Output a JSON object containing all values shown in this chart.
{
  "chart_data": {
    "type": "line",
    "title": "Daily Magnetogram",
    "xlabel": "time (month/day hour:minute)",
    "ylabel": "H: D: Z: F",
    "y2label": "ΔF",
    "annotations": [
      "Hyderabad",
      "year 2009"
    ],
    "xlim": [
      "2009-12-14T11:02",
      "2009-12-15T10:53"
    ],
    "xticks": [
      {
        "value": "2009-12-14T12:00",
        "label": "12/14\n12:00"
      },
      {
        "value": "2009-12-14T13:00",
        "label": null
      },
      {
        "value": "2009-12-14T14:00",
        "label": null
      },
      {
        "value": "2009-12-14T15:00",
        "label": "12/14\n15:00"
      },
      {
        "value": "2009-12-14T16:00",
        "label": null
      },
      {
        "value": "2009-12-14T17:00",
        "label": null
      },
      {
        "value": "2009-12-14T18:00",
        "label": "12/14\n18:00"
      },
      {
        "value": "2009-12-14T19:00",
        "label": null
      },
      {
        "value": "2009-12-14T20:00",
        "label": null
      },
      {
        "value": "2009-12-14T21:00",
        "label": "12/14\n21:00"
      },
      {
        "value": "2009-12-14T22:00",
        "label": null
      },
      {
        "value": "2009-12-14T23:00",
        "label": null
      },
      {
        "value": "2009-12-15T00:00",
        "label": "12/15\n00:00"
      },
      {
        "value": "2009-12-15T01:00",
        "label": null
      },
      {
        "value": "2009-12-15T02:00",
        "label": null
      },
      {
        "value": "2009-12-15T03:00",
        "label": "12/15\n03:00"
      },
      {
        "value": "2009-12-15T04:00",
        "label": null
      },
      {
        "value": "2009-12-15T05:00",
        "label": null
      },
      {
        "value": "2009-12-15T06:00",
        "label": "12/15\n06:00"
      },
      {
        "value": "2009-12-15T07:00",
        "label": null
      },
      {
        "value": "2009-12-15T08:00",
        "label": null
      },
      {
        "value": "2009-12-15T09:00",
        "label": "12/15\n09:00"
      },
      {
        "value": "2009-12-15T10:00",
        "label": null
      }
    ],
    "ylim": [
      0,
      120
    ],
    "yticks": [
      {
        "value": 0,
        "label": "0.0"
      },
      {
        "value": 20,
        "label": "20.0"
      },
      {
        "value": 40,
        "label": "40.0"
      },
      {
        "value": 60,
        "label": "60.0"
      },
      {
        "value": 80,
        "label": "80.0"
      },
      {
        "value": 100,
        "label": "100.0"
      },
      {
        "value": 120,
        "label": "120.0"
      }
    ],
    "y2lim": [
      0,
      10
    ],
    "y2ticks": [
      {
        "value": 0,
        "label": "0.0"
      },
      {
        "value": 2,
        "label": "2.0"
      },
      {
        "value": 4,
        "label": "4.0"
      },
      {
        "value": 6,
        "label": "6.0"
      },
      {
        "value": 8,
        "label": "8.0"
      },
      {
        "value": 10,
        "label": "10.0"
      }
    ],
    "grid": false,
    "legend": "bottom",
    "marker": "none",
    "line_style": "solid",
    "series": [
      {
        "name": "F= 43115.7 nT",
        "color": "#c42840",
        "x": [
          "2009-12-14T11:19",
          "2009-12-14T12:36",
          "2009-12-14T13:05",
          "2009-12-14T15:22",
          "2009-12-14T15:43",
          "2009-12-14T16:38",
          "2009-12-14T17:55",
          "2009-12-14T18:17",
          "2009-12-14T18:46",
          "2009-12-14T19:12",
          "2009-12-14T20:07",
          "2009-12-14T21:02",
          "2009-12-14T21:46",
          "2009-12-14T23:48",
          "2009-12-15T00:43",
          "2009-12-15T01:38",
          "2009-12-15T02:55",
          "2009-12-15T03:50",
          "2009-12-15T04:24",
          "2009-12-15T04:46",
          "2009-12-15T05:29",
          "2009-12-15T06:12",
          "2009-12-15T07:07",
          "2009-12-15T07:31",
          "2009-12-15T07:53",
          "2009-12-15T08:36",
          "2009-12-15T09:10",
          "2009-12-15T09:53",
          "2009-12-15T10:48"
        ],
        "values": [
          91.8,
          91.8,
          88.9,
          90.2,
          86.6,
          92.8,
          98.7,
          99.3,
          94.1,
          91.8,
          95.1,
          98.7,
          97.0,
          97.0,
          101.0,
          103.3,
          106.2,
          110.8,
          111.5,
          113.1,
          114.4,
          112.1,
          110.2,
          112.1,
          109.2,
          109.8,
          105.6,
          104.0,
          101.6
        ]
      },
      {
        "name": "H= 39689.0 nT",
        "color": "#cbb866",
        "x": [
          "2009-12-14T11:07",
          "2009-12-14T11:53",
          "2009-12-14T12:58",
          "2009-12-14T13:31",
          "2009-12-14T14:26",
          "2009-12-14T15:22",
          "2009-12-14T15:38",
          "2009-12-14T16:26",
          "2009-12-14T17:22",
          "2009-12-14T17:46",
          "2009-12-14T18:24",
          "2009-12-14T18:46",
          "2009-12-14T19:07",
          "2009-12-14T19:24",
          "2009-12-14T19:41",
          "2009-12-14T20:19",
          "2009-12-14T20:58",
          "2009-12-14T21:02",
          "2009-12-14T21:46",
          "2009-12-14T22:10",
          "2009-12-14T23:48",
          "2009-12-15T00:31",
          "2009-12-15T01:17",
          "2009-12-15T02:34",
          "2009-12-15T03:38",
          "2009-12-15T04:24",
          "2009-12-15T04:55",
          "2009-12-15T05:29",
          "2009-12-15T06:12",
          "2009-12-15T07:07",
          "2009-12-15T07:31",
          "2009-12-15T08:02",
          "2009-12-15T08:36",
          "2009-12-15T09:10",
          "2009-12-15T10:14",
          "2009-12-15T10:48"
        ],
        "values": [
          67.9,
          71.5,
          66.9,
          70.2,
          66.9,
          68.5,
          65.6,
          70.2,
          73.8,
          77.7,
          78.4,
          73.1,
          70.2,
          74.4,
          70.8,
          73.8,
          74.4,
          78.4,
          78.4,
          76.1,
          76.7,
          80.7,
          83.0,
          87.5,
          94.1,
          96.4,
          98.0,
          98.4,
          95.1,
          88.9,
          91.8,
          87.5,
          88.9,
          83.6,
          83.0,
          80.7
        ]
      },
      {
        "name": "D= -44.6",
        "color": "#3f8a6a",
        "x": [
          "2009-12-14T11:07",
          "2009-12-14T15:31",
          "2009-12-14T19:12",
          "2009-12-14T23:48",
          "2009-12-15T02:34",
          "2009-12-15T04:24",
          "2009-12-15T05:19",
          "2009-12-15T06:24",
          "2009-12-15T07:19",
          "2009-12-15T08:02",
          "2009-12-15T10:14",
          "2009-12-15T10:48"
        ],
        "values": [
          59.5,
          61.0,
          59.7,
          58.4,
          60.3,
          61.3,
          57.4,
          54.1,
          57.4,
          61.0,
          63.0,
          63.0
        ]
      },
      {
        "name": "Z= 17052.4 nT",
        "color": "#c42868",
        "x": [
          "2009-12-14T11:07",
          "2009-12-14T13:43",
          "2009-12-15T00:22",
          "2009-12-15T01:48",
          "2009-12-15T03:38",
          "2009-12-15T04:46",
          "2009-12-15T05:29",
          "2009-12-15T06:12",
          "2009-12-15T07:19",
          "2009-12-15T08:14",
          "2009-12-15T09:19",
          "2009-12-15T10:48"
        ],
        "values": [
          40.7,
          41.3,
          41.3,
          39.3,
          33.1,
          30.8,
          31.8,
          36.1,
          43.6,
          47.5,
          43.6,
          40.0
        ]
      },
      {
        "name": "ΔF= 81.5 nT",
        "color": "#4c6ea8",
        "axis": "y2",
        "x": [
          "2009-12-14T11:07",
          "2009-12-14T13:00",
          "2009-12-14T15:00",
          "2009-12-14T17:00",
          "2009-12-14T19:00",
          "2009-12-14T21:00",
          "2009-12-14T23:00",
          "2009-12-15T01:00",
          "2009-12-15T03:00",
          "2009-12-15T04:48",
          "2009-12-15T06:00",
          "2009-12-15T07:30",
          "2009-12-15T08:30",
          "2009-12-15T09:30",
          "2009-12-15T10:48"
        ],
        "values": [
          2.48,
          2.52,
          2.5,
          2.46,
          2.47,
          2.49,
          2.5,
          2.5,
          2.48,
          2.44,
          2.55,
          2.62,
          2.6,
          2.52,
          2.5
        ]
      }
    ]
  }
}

----

> [SHORT EXERCISE]: Give a single number: the count of lines above that include the word "color".

> [OUTPUT OF THE EXERCISE]: 5